- [TASK]: Each line containing the word "chevron" needs to be copied.

- [Data entries]:
··········
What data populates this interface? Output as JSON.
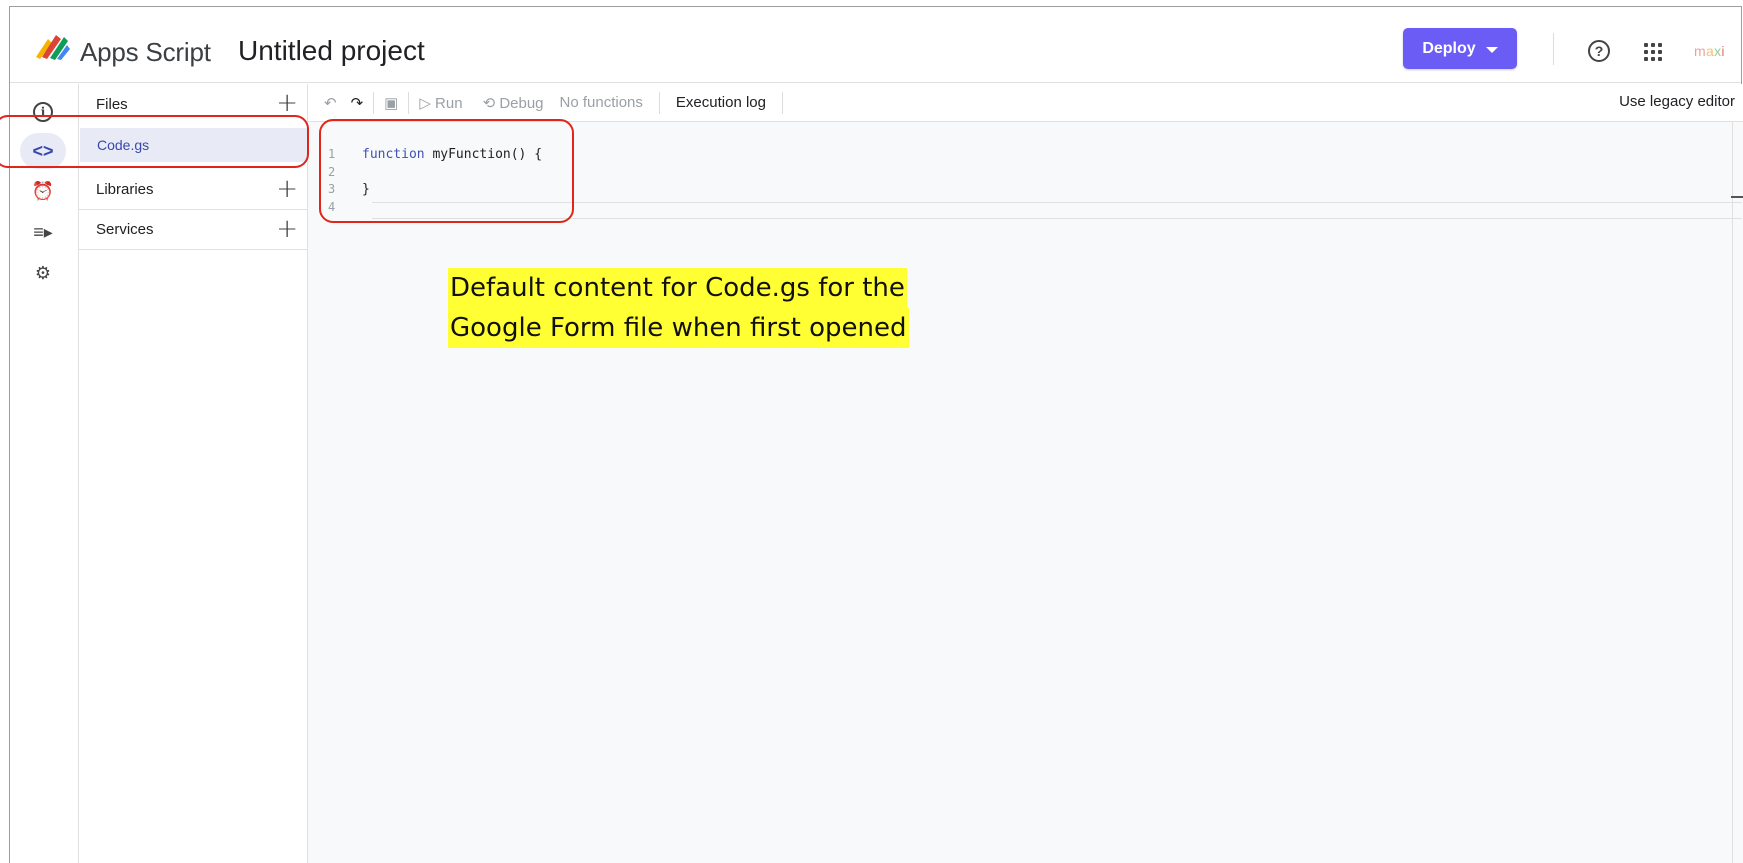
{
  "header": {
    "app_name": "Apps Script",
    "project_title": "Untitled project",
    "deploy_label": "Deploy",
    "help_glyph": "?",
    "account_initials": [
      "m",
      "a",
      "x",
      "i"
    ]
  },
  "rail": {
    "items": [
      {
        "name": "overview-icon",
        "glyph": "i"
      },
      {
        "name": "editor-icon",
        "glyph": "<>"
      },
      {
        "name": "triggers-icon",
        "glyph": "⏰"
      },
      {
        "name": "executions-icon",
        "glyph": "≡▸"
      },
      {
        "name": "settings-icon",
        "glyph": "⚙"
      }
    ]
  },
  "panel": {
    "files_label": "Files",
    "file_name": "Code.gs",
    "libraries_label": "Libraries",
    "services_label": "Services",
    "plus_glyph": "+"
  },
  "toolbar": {
    "undo_glyph": "↶",
    "redo_glyph": "↷",
    "save_glyph": "▣",
    "run_label": "▷ Run",
    "debug_label": "⟲ Debug",
    "functions_label": "No functions",
    "execution_log_label": "Execution log",
    "legacy_label": "Use legacy editor"
  },
  "editor": {
    "line_numbers": [
      "1",
      "2",
      "3",
      "4"
    ],
    "keyword": "function",
    "signature": " myFunction() {",
    "closing": "}"
  },
  "annotation": {
    "line1": "Default content for Code.gs for the",
    "line2": "Google Form file when first opened",
    "highlight_color": "#ffff33",
    "callout_color": "#e0261b"
  },
  "colors": {
    "accent": "#6b5cf6",
    "selected_bg": "#e8eaf6",
    "selected_text": "#3949ab"
  }
}
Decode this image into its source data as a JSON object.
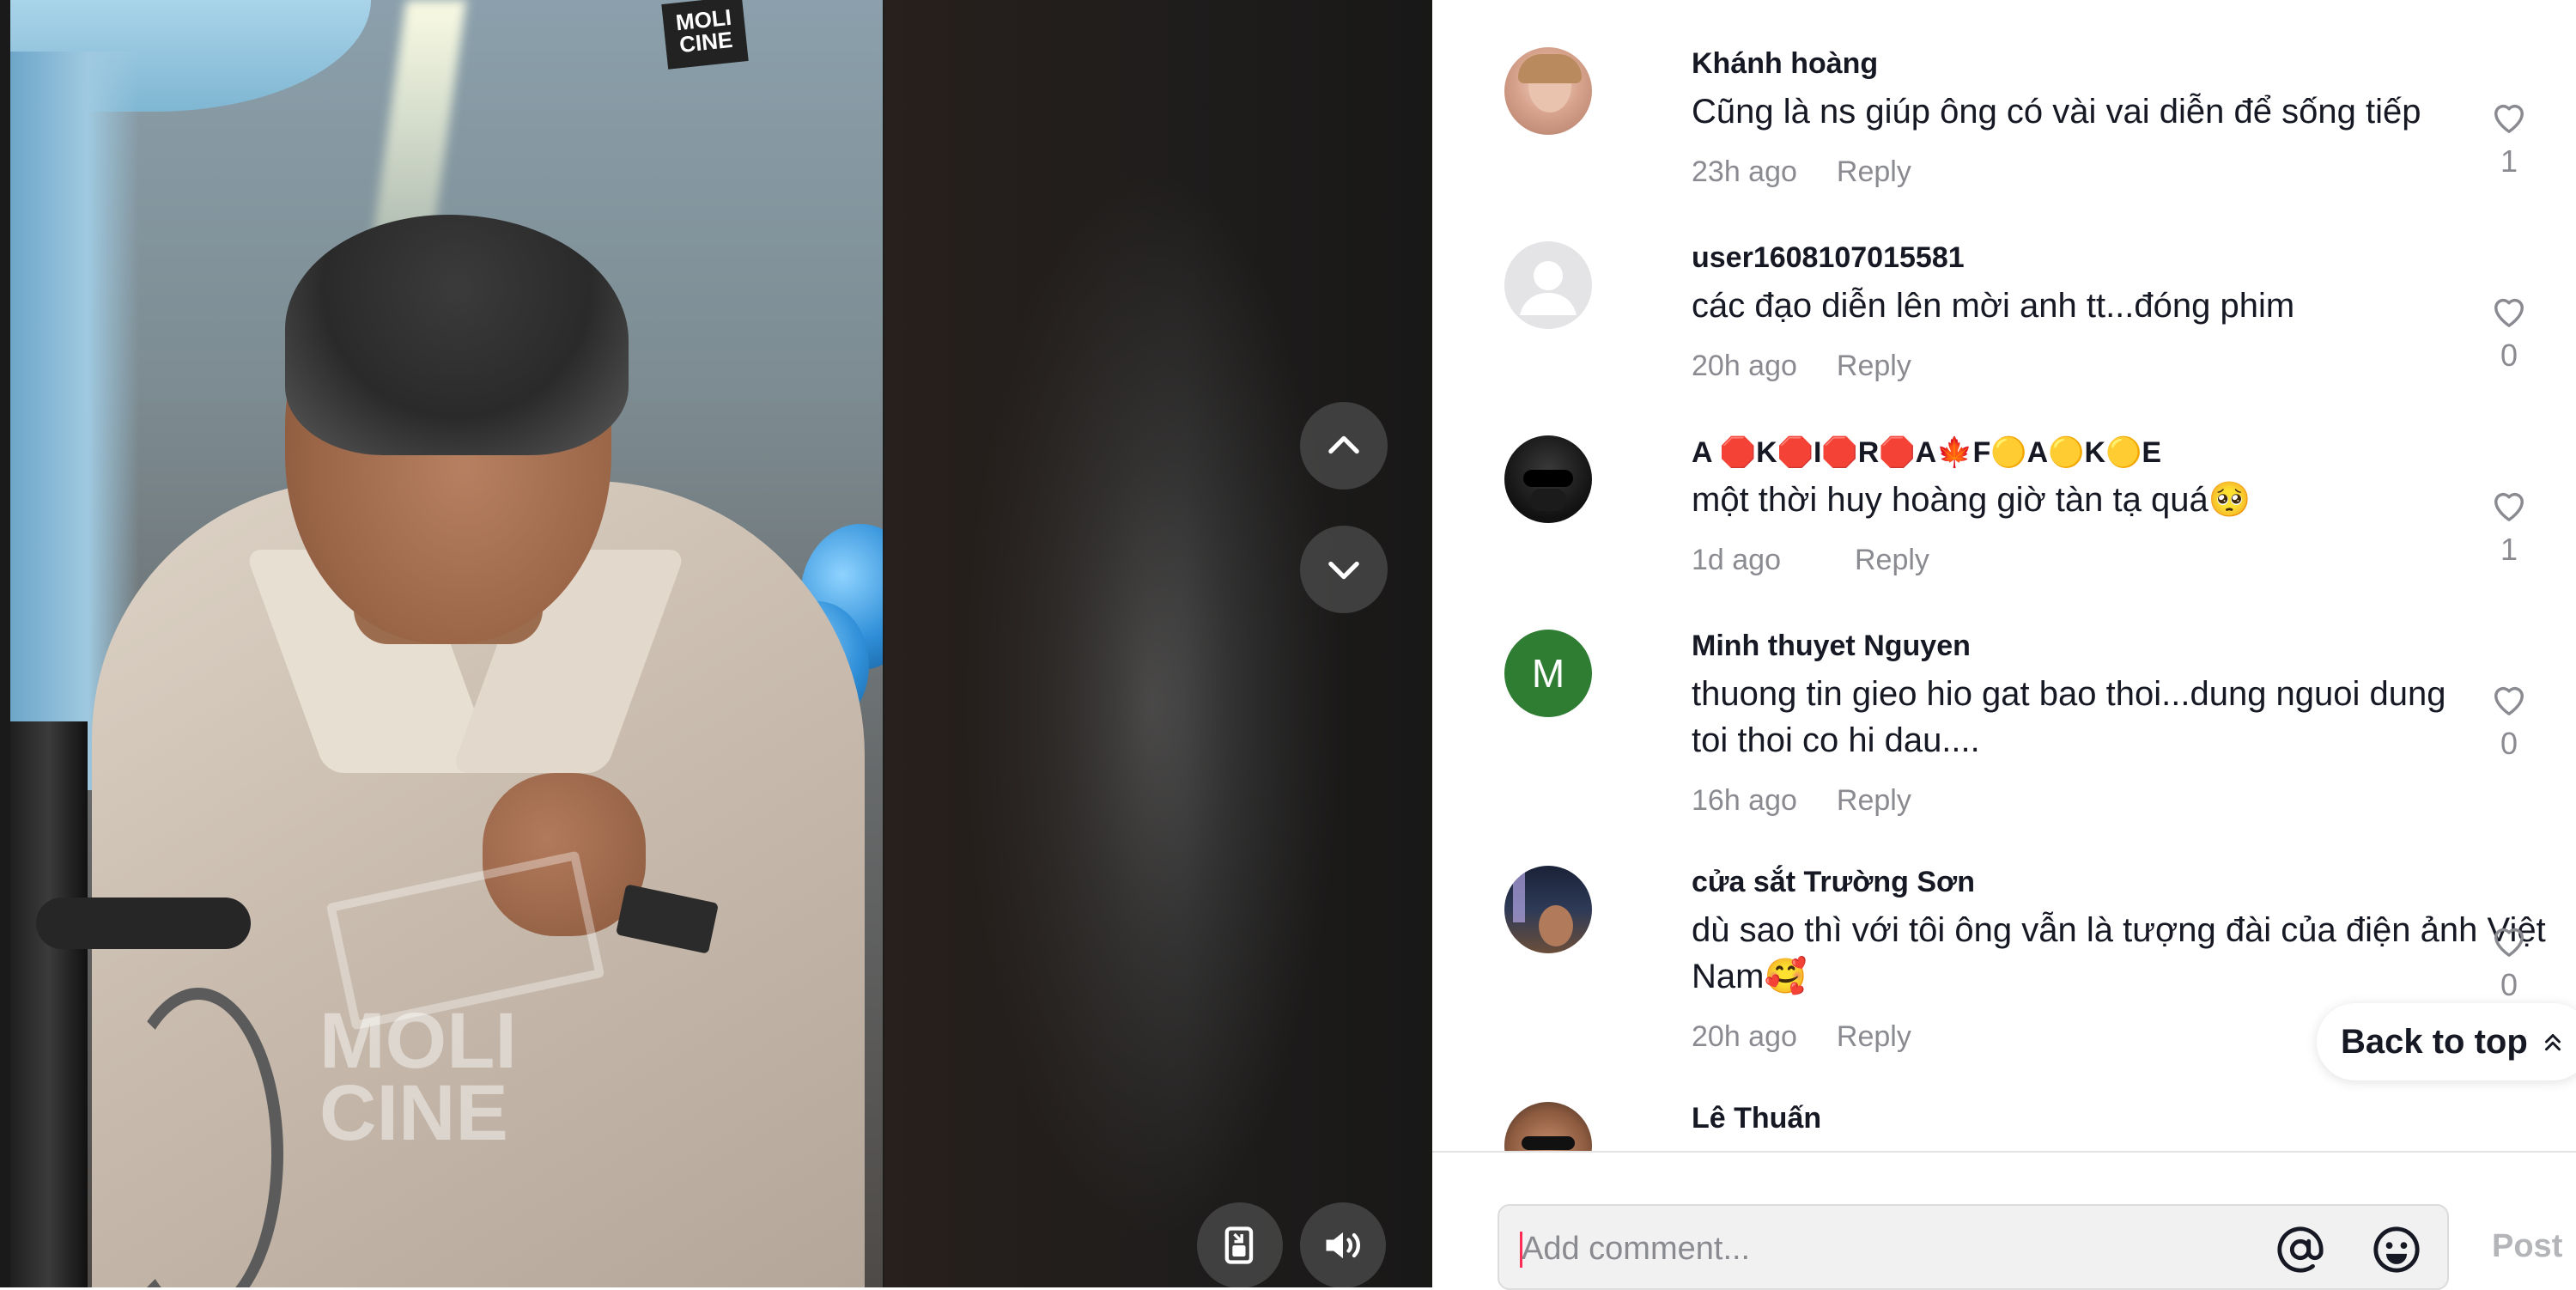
{
  "video": {
    "watermark_top": "MOLI CINE",
    "watermark_line1": "MOLI",
    "watermark_line2": "CINE",
    "controls": {
      "prev_icon": "chevron-up-icon",
      "next_icon": "chevron-down-icon",
      "miniplayer_icon": "miniplayer-icon",
      "volume_icon": "volume-icon"
    }
  },
  "comments": [
    {
      "user": "Khánh hoàng",
      "text": "Cũng là ns giúp ông có vài vai diễn để sống tiếp",
      "time": "23h ago",
      "reply": "Reply",
      "likes": "1",
      "avatar": "photo"
    },
    {
      "user": "user1608107015581",
      "text": "các đạo diễn lên mời anh tt...đóng phim",
      "time": "20h ago",
      "reply": "Reply",
      "likes": "0",
      "avatar": "default"
    },
    {
      "user": "A 🛑K🛑I🛑R🛑A🍁F🟡A🟡K🟡E",
      "text": "một thời huy hoàng giờ tàn tạ quá🥺",
      "time": "1d ago",
      "reply": "Reply",
      "likes": "1",
      "avatar": "photo-dark"
    },
    {
      "user": "Minh thuyet Nguyen",
      "text": "thuong tin gieo hio gat bao thoi...dung nguoi dung toi thoi co hi dau....",
      "time": "16h ago",
      "reply": "Reply",
      "likes": "0",
      "avatar": "letter",
      "avatar_letter": "M"
    },
    {
      "user": "cửa sắt Trường Sơn",
      "text": "dù sao thì với tôi ông vẫn là tượng đài của điện ảnh Việt Nam🥰",
      "time": "20h ago",
      "reply": "Reply",
      "likes": "0",
      "avatar": "photo-night"
    },
    {
      "user": "Lê Thuấn",
      "avatar": "photo-man"
    }
  ],
  "back_to_top": "Back to top",
  "input": {
    "placeholder": "Add comment...",
    "mention_icon": "at-icon",
    "emoji_icon": "emoji-icon",
    "post_label": "Post"
  },
  "colors": {
    "accent": "#fe2c55",
    "text_primary": "#161823",
    "text_secondary": "#8a8b91",
    "avatar_letter_bg": "#2e7d32"
  }
}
··········
- [WRITTEN RESPONSE]:
      "prev_icon": "chevron-up-icon",
      "next_icon": "chevron-down-icon",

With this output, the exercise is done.